Exercise task –
In this exercise, return only the lines that run from the line with "Read out every word on this page." to the end of the entries below, both included. Pictures are not copied.

Material to process –

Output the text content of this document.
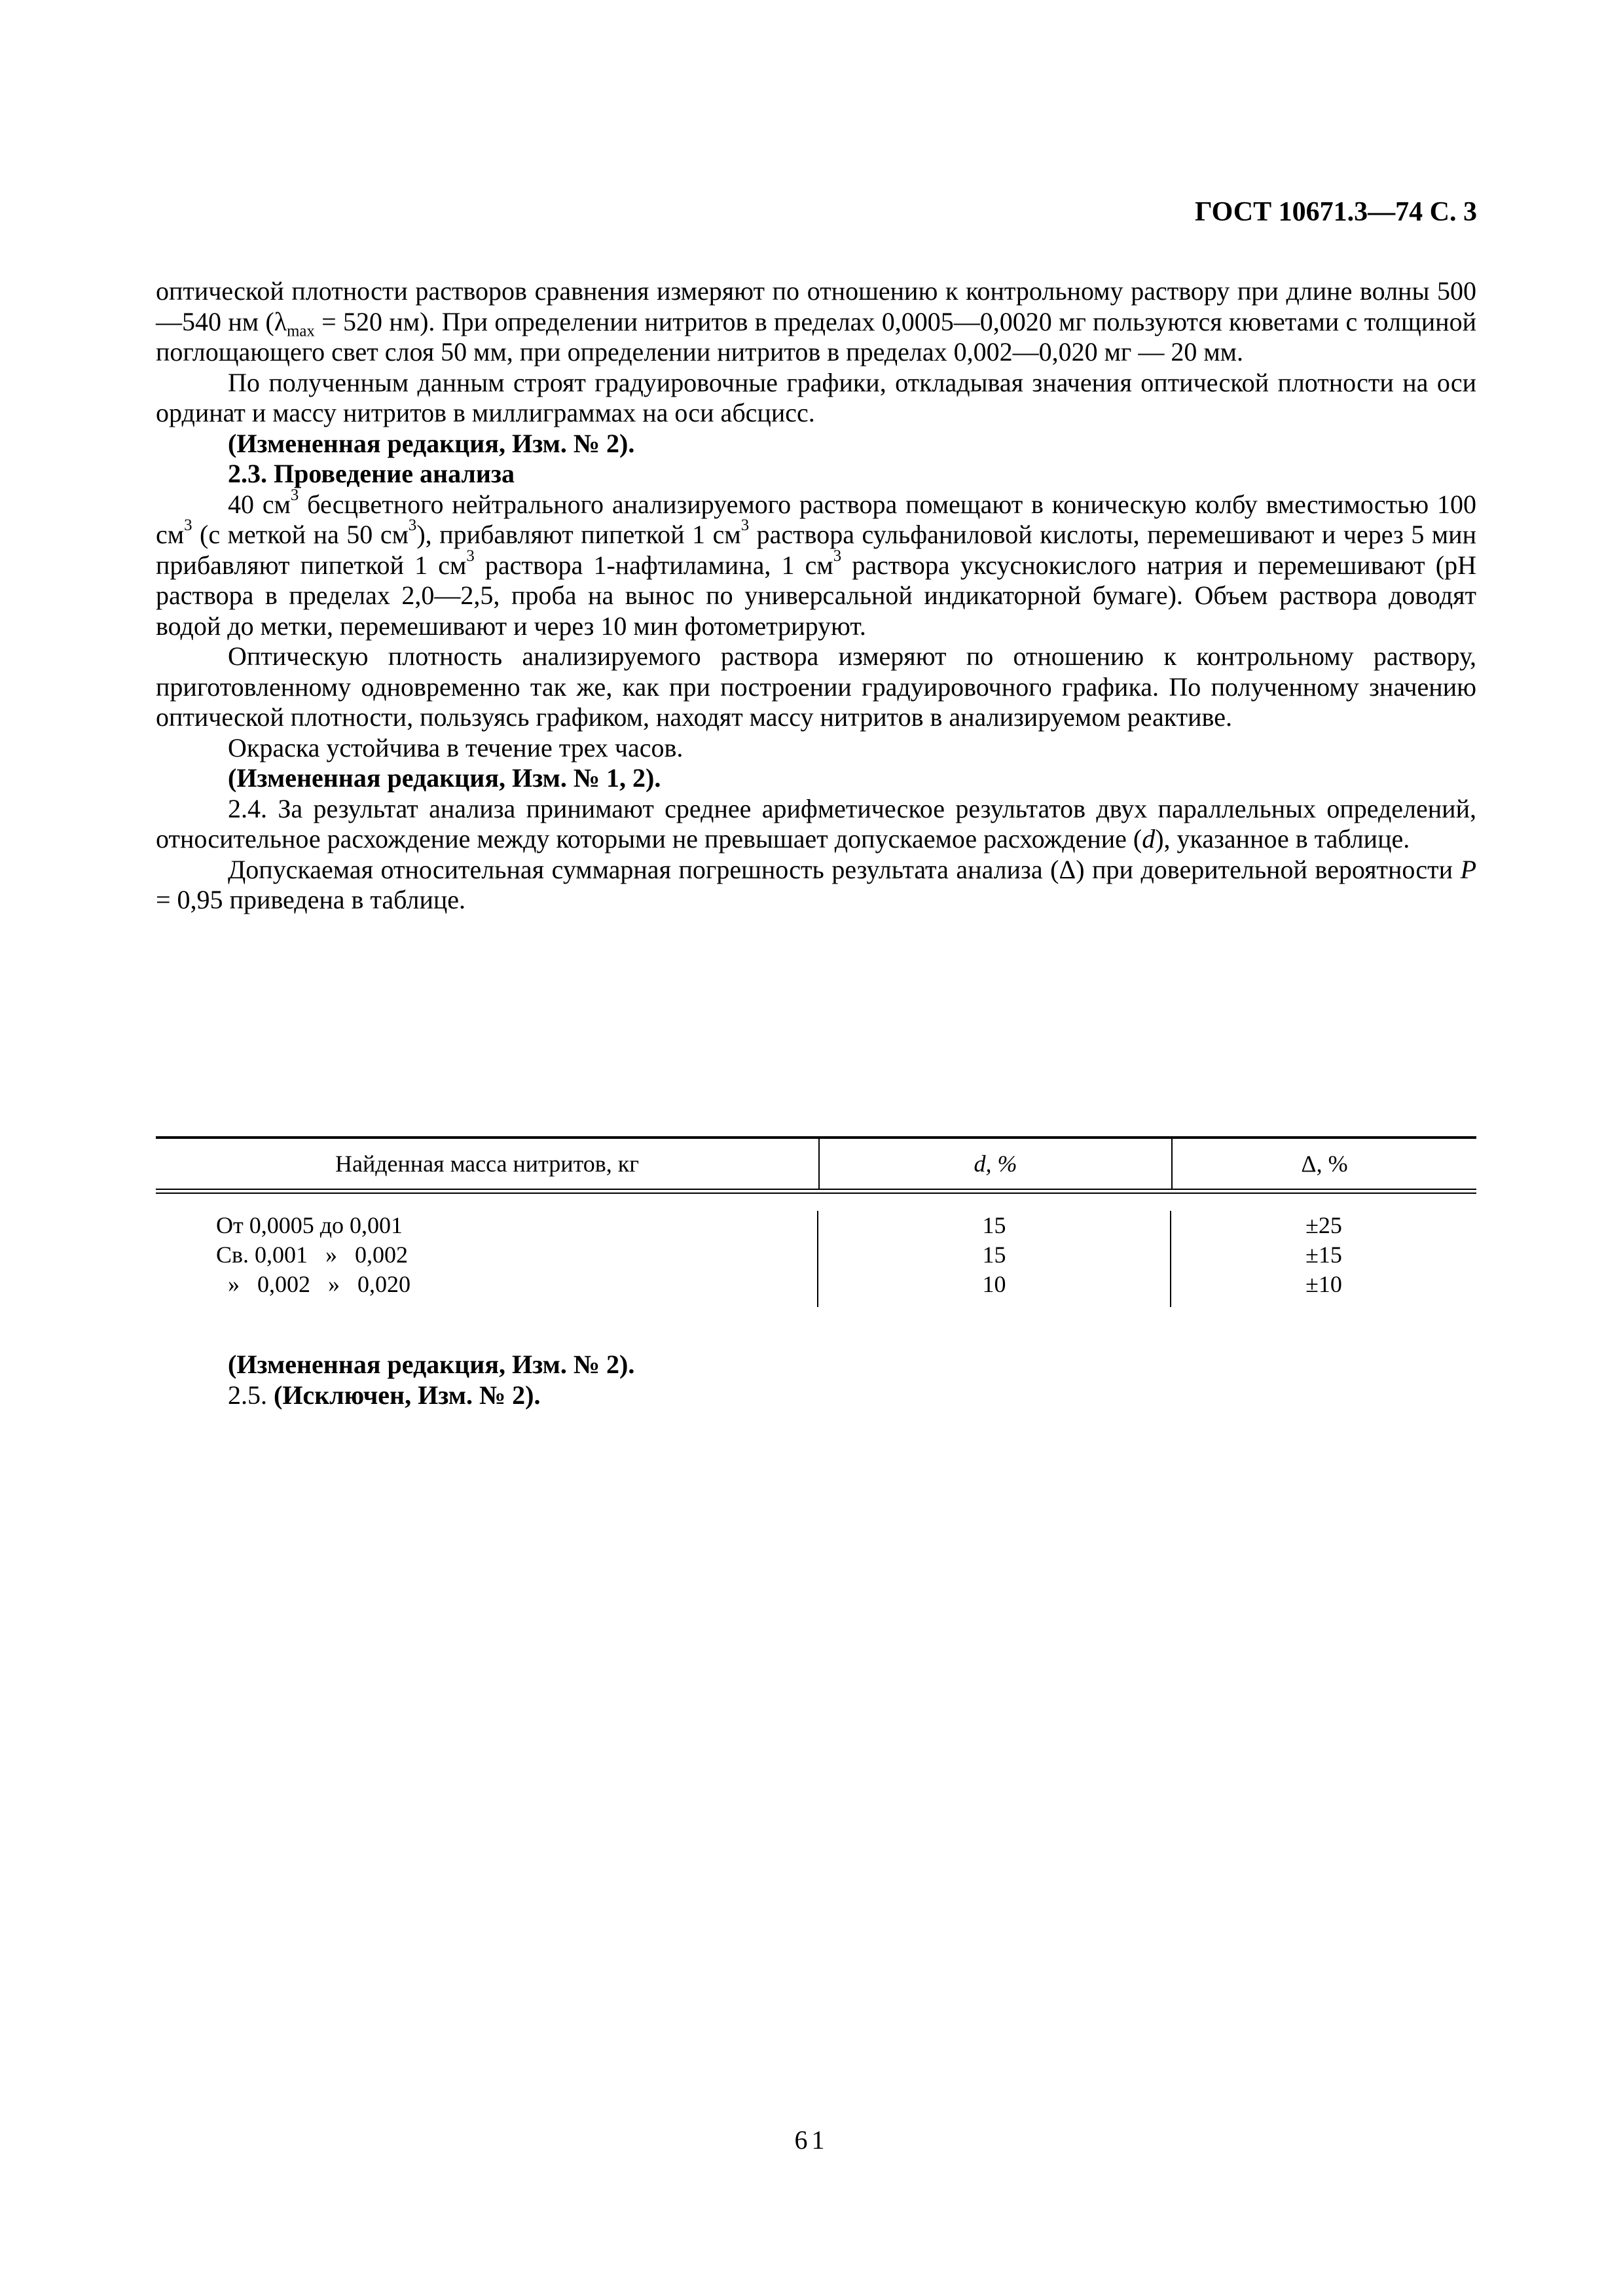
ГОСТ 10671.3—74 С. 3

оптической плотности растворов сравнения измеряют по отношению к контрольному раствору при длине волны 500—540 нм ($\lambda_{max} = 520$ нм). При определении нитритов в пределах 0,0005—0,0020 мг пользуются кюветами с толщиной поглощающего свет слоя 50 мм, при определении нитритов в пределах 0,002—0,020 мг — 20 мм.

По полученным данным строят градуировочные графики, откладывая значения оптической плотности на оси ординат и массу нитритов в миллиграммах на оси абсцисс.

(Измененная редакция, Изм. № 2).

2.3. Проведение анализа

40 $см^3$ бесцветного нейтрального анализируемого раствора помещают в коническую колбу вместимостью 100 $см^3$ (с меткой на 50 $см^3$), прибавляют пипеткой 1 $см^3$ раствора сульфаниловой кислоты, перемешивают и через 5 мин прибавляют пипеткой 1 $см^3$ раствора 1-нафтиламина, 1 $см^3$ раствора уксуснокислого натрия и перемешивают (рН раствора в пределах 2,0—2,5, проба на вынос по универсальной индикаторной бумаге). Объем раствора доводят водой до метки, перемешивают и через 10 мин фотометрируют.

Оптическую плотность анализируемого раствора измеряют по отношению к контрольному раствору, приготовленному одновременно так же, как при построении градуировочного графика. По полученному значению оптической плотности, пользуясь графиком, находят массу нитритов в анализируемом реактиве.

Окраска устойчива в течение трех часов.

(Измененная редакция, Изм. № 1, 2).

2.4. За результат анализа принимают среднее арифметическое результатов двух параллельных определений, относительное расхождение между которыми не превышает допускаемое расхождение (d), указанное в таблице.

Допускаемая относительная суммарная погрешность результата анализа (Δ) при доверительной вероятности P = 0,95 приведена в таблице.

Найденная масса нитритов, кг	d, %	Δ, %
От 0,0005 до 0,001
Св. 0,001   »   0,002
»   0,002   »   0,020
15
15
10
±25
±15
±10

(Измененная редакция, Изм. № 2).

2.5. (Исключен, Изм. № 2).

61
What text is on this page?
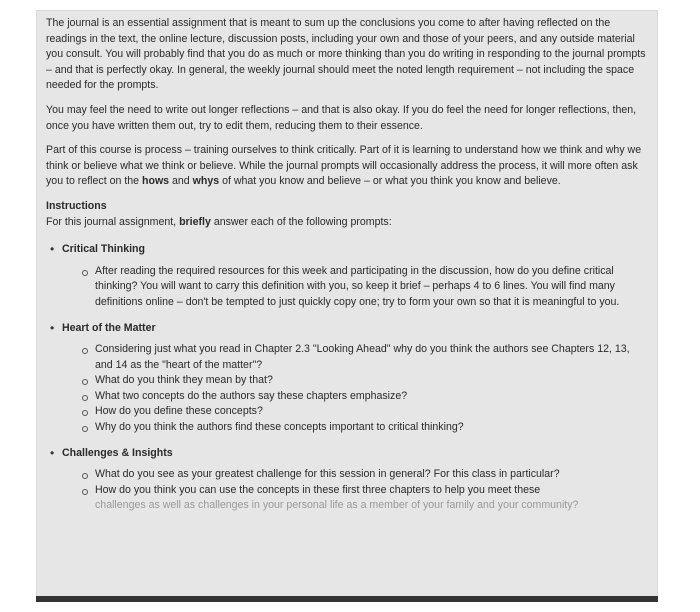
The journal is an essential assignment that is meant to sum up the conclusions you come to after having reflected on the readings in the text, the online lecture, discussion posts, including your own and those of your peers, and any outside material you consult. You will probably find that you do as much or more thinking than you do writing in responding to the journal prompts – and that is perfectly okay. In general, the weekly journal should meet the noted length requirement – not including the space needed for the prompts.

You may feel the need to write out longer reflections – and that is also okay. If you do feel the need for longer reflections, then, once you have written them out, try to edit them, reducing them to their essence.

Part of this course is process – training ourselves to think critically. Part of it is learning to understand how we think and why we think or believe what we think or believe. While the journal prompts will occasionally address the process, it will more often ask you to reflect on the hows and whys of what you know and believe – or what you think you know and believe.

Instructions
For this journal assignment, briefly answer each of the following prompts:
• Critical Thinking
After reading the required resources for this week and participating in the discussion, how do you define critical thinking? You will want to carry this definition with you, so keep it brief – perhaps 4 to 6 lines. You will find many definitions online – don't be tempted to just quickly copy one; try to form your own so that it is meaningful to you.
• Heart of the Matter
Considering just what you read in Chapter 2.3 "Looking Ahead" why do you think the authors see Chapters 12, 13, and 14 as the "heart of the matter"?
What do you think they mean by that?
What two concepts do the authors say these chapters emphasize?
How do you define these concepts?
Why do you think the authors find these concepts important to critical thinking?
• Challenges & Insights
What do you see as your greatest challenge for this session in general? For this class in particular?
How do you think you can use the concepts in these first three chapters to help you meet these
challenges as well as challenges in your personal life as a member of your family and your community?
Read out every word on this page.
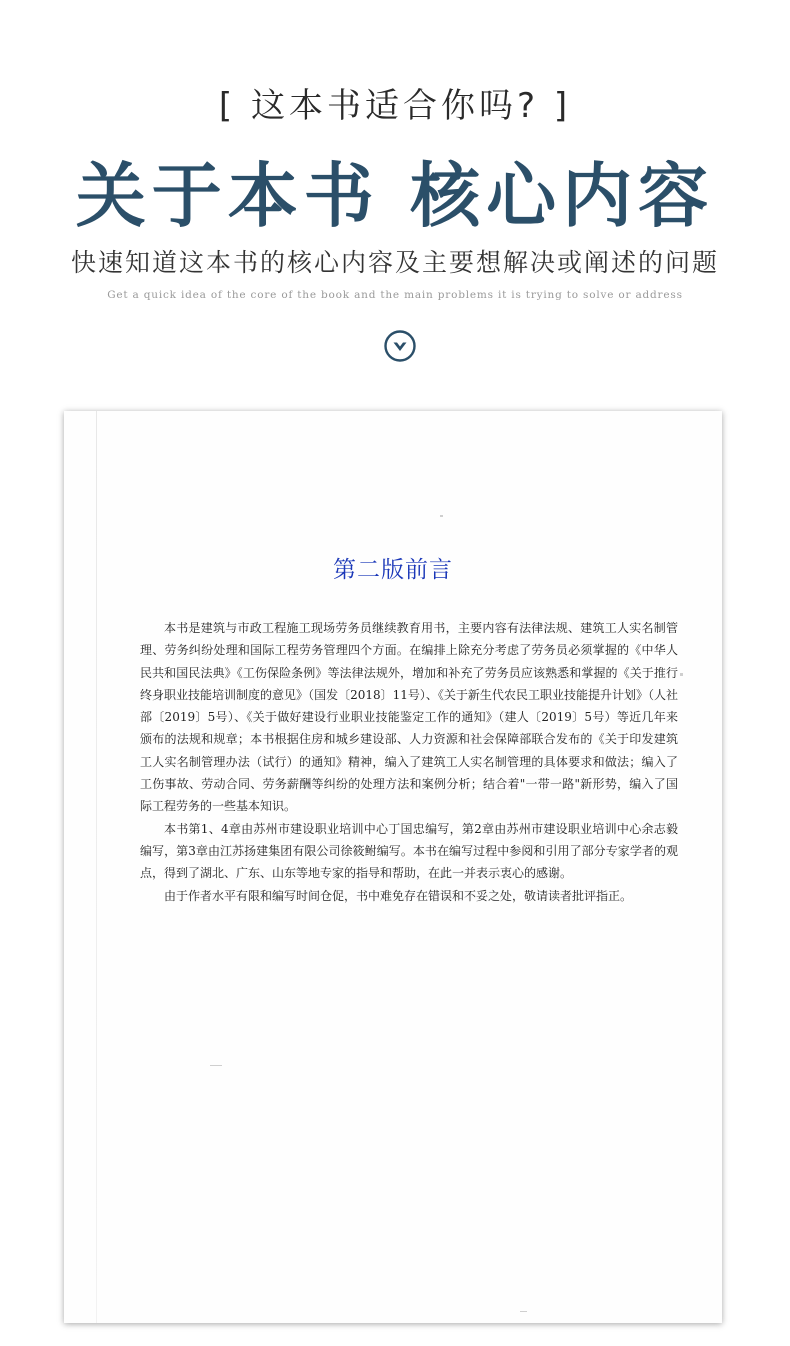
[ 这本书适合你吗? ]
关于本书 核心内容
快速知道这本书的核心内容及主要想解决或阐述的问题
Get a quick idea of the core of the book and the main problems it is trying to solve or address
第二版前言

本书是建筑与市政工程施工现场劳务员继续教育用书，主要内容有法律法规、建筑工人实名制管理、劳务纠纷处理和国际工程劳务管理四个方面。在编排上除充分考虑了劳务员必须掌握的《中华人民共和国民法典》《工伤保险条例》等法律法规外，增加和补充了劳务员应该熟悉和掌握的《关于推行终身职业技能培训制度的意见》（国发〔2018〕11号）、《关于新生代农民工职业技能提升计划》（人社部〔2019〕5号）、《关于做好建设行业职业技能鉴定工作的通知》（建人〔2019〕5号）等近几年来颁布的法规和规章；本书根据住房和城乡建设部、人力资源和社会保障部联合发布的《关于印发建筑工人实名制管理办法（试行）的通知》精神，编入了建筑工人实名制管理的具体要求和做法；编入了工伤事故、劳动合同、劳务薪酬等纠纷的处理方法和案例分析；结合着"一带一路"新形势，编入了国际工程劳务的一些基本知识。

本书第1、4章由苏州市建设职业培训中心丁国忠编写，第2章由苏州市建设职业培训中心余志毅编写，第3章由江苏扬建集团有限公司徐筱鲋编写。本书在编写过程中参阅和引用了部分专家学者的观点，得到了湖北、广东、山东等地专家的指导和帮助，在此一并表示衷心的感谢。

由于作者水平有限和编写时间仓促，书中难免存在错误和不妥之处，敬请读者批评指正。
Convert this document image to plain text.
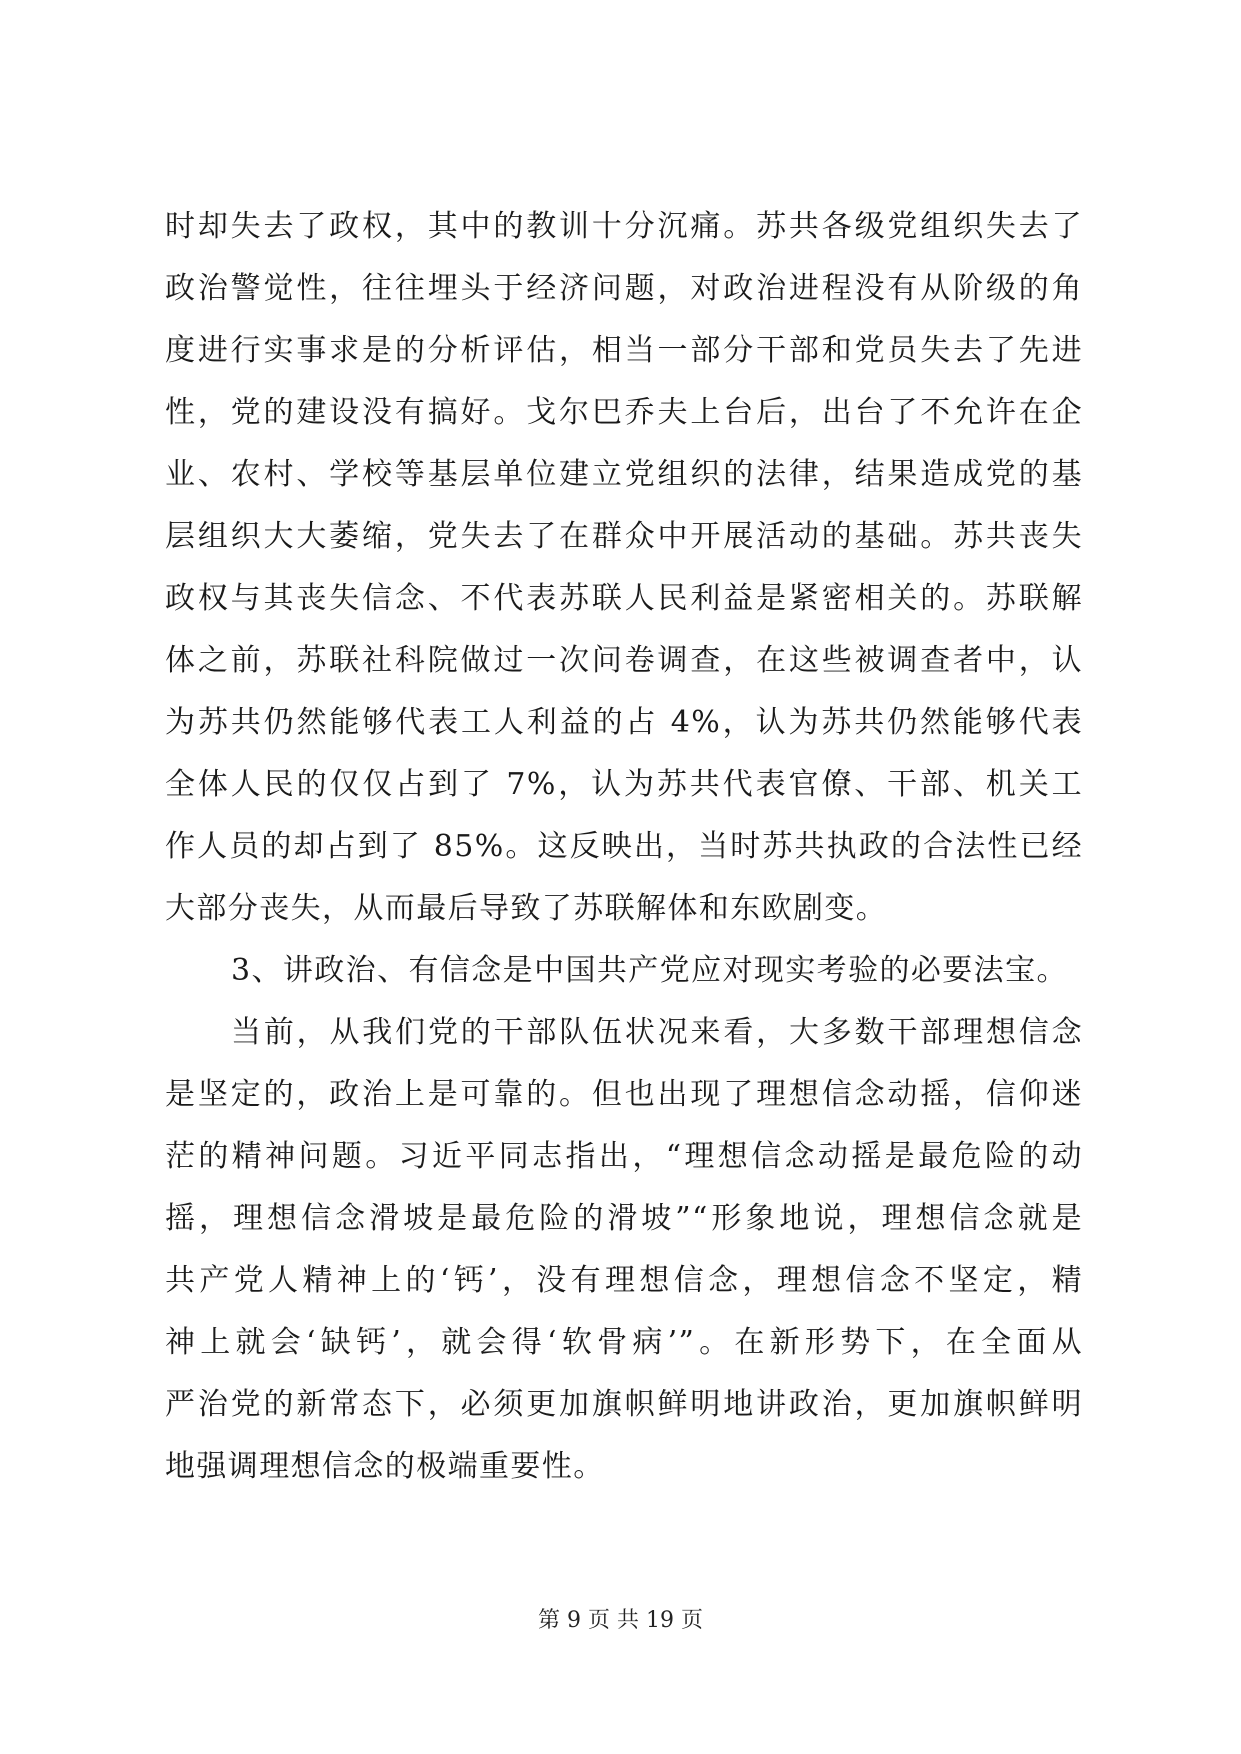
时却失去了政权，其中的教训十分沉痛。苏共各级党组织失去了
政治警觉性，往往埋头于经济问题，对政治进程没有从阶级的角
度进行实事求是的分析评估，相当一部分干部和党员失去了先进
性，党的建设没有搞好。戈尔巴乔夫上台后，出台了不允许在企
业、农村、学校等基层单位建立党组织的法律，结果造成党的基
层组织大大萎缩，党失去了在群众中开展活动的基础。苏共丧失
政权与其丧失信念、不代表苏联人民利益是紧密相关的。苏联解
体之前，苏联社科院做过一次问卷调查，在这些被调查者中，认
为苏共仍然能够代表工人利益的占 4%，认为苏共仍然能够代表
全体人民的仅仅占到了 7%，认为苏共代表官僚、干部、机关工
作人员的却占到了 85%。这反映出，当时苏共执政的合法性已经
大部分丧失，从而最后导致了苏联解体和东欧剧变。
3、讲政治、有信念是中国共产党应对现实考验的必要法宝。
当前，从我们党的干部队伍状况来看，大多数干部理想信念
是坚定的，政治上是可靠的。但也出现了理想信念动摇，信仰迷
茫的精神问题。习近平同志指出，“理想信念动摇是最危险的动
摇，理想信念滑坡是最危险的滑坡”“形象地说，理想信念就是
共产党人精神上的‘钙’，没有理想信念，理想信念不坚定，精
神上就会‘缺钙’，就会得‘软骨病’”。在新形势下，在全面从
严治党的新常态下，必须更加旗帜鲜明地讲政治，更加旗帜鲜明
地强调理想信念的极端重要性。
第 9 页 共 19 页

Reply to the task –
Read out every word on this page.
[ 这本书适合你吗? ]
关于本书 核心内容
快速知道这本书的核心内容及主要想解决或阐述的问题
Get a quick idea of the core of the book and the main problems it is trying to solve or address
第二版前言

本书是建筑与市政工程施工现场劳务员继续教育用书，主要内容有法律法规、建筑工人实名制管理、劳务纠纷处理和国际工程劳务管理四个方面。在编排上除充分考虑了劳务员必须掌握的《中华人民共和国民法典》《工伤保险条例》等法律法规外，增加和补充了劳务员应该熟悉和掌握的《关于推行终身职业技能培训制度的意见》（国发〔2018〕11号）、《关于新生代农民工职业技能提升计划》（人社部〔2019〕5号）、《关于做好建设行业职业技能鉴定工作的通知》（建人〔2019〕5号）等近几年来颁布的法规和规章；本书根据住房和城乡建设部、人力资源和社会保障部联合发布的《关于印发建筑工人实名制管理办法（试行）的通知》精神，编入了建筑工人实名制管理的具体要求和做法；编入了工伤事故、劳动合同、劳务薪酬等纠纷的处理方法和案例分析；结合着"一带一路"新形势，编入了国际工程劳务的一些基本知识。

本书第1、4章由苏州市建设职业培训中心丁国忠编写，第2章由苏州市建设职业培训中心余志毅编写，第3章由江苏扬建集团有限公司徐筱鲋编写。本书在编写过程中参阅和引用了部分专家学者的观点，得到了湖北、广东、山东等地专家的指导和帮助，在此一并表示衷心的感谢。

由于作者水平有限和编写时间仓促，书中难免存在错误和不妥之处，敬请读者批评指正。
Convert this document image to plain text.
时却失去了政权，其中的教训十分沉痛。苏共各级党组织失去了
政治警觉性，往往埋头于经济问题，对政治进程没有从阶级的角
度进行实事求是的分析评估，相当一部分干部和党员失去了先进
性，党的建设没有搞好。戈尔巴乔夫上台后，出台了不允许在企
业、农村、学校等基层单位建立党组织的法律，结果造成党的基
层组织大大萎缩，党失去了在群众中开展活动的基础。苏共丧失
政权与其丧失信念、不代表苏联人民利益是紧密相关的。苏联解
体之前，苏联社科院做过一次问卷调查，在这些被调查者中，认
为苏共仍然能够代表工人利益的占 4%，认为苏共仍然能够代表
全体人民的仅仅占到了 7%，认为苏共代表官僚、干部、机关工
作人员的却占到了 85%。这反映出，当时苏共执政的合法性已经
大部分丧失，从而最后导致了苏联解体和东欧剧变。
3、讲政治、有信念是中国共产党应对现实考验的必要法宝。
当前，从我们党的干部队伍状况来看，大多数干部理想信念
是坚定的，政治上是可靠的。但也出现了理想信念动摇，信仰迷
茫的精神问题。习近平同志指出，“理想信念动摇是最危险的动
摇，理想信念滑坡是最危险的滑坡”“形象地说，理想信念就是
共产党人精神上的‘钙’，没有理想信念，理想信念不坚定，精
神上就会‘缺钙’，就会得‘软骨病’”。在新形势下，在全面从
严治党的新常态下，必须更加旗帜鲜明地讲政治，更加旗帜鲜明
地强调理想信念的极端重要性。
第 9 页 共 19 页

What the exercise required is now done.